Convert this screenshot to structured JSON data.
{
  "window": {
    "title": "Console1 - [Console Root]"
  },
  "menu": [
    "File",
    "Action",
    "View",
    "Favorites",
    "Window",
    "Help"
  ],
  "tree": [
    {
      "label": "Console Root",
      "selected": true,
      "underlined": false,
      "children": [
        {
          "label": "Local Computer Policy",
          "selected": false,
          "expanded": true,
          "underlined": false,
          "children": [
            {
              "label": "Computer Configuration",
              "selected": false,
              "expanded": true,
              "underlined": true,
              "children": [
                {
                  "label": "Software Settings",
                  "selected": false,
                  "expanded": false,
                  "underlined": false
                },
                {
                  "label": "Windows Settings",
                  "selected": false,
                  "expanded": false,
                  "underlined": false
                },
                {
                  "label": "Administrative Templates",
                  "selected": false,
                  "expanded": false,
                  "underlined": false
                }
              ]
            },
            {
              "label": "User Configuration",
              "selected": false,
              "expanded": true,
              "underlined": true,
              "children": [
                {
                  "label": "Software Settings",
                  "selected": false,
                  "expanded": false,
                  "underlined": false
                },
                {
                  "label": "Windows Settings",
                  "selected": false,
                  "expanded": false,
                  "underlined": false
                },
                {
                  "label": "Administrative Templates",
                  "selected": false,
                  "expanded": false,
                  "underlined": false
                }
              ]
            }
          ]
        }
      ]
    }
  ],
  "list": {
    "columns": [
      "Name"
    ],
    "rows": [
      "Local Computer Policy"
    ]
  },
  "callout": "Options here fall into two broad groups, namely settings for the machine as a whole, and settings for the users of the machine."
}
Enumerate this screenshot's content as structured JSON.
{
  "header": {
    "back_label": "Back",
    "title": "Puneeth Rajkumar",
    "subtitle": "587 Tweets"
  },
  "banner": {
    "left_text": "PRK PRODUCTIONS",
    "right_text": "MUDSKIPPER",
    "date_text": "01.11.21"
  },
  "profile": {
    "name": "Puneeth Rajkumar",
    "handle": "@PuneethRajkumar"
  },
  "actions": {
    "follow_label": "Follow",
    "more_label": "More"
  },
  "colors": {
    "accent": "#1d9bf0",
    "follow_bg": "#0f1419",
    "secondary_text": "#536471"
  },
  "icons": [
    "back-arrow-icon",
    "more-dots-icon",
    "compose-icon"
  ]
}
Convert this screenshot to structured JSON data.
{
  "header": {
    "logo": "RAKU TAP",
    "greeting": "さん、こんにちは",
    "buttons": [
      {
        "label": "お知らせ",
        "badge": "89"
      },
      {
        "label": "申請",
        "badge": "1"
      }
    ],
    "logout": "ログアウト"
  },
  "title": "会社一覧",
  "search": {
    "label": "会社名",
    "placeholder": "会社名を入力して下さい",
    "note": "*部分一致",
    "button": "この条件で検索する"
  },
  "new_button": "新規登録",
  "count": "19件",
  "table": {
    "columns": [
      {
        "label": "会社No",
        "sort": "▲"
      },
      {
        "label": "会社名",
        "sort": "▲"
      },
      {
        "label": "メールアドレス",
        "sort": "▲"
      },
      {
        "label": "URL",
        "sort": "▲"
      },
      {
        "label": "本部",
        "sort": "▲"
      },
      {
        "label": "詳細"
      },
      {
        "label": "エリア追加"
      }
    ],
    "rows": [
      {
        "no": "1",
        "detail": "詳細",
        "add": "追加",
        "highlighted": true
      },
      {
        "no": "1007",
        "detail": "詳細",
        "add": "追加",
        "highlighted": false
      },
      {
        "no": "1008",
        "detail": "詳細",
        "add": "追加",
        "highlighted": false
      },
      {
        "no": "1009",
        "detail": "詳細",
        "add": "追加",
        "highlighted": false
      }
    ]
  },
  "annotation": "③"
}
::::::::::
**EXERCISE AIM:**
Scan the records above for the string "Console", then select every line that holds it.

**RESULT OF THE TASK:**
    "title": "Console1 - [Console Root]"
      "label": "Console Root",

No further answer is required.